= WORK REQUIRED =
Of all the lines in the material, how many include the word "Share"? Give only the number.

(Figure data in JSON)
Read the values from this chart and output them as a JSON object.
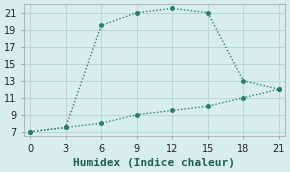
{
  "line1_x": [
    0,
    3,
    6,
    9,
    12,
    15,
    18,
    21
  ],
  "line1_y": [
    7,
    7.5,
    19.5,
    21,
    21.5,
    21.0,
    13.0,
    12
  ],
  "line2_x": [
    0,
    3,
    6,
    9,
    12,
    15,
    18,
    21
  ],
  "line2_y": [
    7,
    7.5,
    8.0,
    9.0,
    9.5,
    10.0,
    11.0,
    12
  ],
  "line_color": "#2a7d6e",
  "bg_color": "#d8eeeb",
  "grid_color": "#b8d8d4",
  "xlabel": "Humidex (Indice chaleur)",
  "xlim": [
    -0.5,
    21.5
  ],
  "ylim": [
    6.5,
    22.0
  ],
  "xticks": [
    0,
    3,
    6,
    9,
    12,
    15,
    18,
    21
  ],
  "yticks": [
    7,
    9,
    11,
    13,
    15,
    17,
    19,
    21
  ],
  "xlabel_fontsize": 8,
  "tick_fontsize": 7,
  "line_width": 1.0,
  "marker_size": 3
}
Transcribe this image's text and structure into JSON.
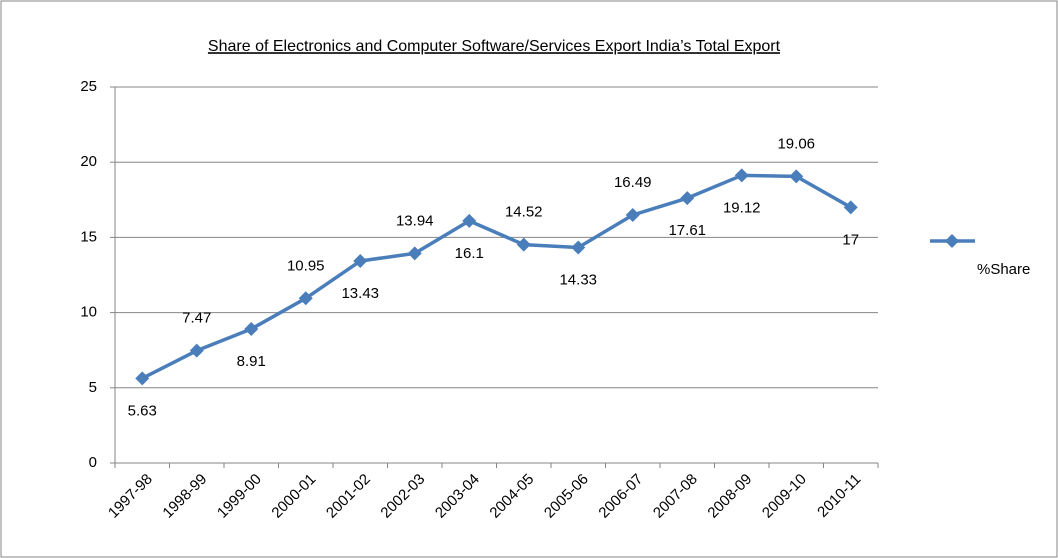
{
  "chart_data": {
    "type": "line",
    "title": "Share of Electronics and Computer Software/Services Export India’s Total Export",
    "categories": [
      "1997-98",
      "1998-99",
      "1999-00",
      "2000-01",
      "2001-02",
      "2002-03",
      "2003-04",
      "2004-05",
      "2005-06",
      "2006-07",
      "2007-08",
      "2008-09",
      "2009-10",
      "2010-11"
    ],
    "series": [
      {
        "name": "%Share",
        "color": "#4a7ebb",
        "values": [
          5.63,
          7.47,
          8.91,
          10.95,
          13.43,
          13.94,
          16.1,
          14.52,
          14.33,
          16.49,
          17.61,
          19.12,
          19.06,
          17
        ]
      }
    ],
    "ylim": [
      0,
      25
    ],
    "yticks": [
      0,
      5,
      10,
      15,
      20,
      25
    ],
    "grid": true,
    "legend": "right"
  }
}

= FINISHED ANSWER =
2